Search the data for the string "hotspot" and gather each line it is in.

Dataset records:
+ + +
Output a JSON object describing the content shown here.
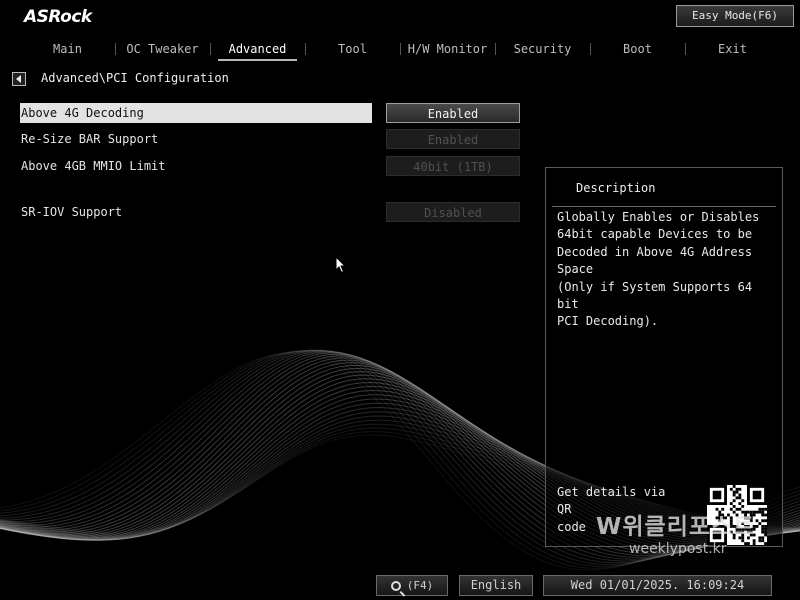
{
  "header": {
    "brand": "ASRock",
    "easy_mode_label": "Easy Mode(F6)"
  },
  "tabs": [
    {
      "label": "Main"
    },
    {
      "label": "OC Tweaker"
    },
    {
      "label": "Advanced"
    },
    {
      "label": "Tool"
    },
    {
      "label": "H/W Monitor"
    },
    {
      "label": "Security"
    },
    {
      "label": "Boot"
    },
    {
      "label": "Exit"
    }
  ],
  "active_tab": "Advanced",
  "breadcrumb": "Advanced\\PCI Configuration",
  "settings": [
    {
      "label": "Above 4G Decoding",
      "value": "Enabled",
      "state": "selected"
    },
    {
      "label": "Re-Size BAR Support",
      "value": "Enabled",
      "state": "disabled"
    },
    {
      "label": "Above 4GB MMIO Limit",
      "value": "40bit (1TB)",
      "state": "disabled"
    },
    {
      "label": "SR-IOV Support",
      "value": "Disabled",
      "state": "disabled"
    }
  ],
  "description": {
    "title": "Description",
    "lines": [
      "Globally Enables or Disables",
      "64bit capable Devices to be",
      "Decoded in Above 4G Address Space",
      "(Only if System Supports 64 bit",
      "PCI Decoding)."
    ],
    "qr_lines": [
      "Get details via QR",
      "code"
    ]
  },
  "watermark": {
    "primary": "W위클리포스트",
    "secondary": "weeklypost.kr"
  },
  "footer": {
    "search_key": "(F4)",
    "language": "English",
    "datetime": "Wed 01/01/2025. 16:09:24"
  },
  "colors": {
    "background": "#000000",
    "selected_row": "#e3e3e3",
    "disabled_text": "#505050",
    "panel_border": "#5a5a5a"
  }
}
+ + +
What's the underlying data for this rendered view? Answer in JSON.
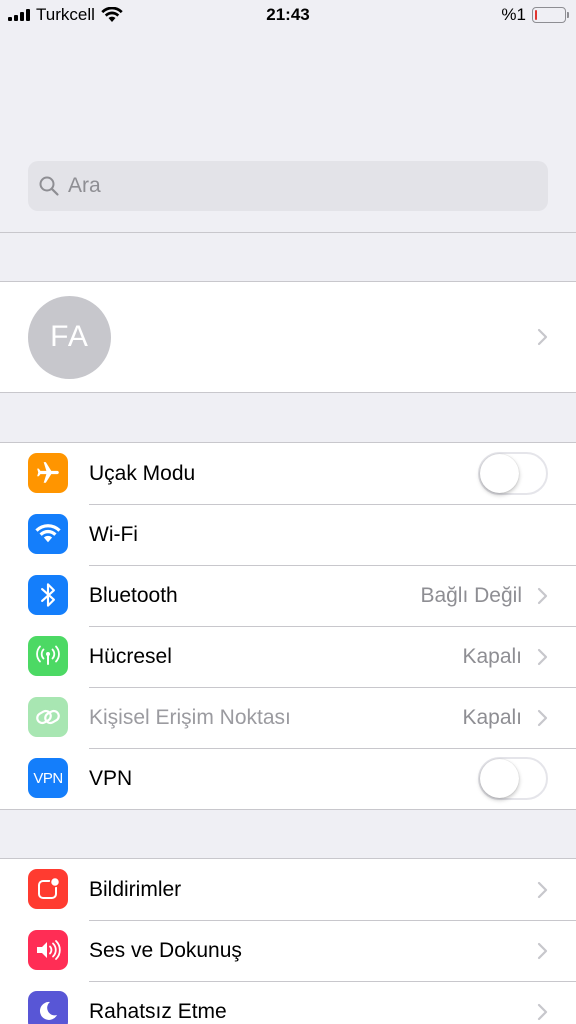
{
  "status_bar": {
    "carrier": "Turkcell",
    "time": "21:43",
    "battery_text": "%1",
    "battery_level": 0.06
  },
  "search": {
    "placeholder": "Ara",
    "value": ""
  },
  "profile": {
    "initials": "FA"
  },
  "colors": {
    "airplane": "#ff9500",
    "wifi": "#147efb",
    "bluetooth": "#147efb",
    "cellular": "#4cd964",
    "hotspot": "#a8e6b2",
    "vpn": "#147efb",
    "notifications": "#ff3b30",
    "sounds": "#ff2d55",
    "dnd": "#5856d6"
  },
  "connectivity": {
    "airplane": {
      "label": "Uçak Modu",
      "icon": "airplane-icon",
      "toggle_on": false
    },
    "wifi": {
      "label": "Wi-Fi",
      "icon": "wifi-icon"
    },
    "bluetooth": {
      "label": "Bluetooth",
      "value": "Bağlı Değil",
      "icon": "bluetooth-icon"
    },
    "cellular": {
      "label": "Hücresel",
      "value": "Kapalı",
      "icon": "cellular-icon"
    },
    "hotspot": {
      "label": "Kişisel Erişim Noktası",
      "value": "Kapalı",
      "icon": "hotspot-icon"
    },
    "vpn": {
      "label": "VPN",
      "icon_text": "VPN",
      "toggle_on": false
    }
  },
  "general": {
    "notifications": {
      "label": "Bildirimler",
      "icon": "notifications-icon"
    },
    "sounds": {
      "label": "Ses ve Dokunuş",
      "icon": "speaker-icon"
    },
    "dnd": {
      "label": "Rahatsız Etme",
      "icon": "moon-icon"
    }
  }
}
+ + +
■ **EXERCISE RESULT**
    "hotspot": "#a8e6b2",
    "hotspot": {
      "icon": "hotspot-icon"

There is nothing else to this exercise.